** START Extracted information **

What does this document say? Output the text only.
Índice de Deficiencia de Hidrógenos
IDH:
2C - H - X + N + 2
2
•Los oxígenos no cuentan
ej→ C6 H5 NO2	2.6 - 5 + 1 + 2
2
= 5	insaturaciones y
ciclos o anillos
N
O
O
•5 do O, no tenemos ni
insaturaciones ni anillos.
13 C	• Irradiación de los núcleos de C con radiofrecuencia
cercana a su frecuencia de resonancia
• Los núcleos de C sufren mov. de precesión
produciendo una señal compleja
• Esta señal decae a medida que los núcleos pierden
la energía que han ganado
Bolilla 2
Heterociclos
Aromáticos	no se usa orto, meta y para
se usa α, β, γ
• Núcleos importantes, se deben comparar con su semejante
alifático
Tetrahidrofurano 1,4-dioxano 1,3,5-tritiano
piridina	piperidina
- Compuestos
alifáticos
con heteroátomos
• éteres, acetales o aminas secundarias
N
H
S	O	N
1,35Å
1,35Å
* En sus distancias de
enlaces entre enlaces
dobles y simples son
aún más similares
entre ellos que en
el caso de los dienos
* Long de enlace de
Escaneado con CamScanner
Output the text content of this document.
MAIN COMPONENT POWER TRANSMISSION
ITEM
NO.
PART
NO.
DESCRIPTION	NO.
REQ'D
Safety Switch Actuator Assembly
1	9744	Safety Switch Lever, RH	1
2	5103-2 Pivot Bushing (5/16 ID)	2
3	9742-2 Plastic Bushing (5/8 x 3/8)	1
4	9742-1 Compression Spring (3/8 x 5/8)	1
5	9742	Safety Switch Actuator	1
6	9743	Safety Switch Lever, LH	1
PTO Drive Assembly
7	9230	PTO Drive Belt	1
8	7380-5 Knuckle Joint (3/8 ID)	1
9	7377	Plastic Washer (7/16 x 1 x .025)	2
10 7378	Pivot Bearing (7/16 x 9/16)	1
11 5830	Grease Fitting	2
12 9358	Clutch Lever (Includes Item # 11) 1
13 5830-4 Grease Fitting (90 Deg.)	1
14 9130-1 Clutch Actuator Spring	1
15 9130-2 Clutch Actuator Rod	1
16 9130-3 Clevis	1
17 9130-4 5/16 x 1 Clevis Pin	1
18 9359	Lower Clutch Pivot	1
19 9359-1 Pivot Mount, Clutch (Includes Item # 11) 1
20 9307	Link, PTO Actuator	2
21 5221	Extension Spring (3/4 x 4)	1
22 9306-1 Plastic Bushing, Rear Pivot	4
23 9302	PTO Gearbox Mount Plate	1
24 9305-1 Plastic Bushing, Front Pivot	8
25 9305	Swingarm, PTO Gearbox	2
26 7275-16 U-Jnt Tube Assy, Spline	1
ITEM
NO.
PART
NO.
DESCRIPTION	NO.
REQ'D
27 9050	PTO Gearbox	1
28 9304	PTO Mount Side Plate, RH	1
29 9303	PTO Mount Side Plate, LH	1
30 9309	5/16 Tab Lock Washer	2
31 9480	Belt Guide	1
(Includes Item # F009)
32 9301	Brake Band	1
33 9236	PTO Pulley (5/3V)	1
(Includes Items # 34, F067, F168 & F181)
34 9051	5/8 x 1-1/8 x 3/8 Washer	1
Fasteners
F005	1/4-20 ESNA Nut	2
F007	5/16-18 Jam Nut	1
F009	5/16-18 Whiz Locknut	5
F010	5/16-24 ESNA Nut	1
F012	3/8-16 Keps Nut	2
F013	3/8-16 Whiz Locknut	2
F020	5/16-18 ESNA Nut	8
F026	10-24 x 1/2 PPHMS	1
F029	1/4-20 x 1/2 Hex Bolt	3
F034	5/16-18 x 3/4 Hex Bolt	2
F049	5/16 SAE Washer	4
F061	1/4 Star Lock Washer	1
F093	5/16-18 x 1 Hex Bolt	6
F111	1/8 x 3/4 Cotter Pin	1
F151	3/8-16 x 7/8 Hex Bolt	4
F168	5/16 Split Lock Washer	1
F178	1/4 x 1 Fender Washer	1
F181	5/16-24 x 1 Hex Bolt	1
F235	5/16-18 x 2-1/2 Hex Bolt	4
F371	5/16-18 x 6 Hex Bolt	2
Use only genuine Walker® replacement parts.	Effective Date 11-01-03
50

** END Extracted information **

= To do =
Of the lines above, copy each that contains "Grease".

= Reply =
11 5830	Grease Fitting	2
13 5830-4 Grease Fitting (90 Deg.)	1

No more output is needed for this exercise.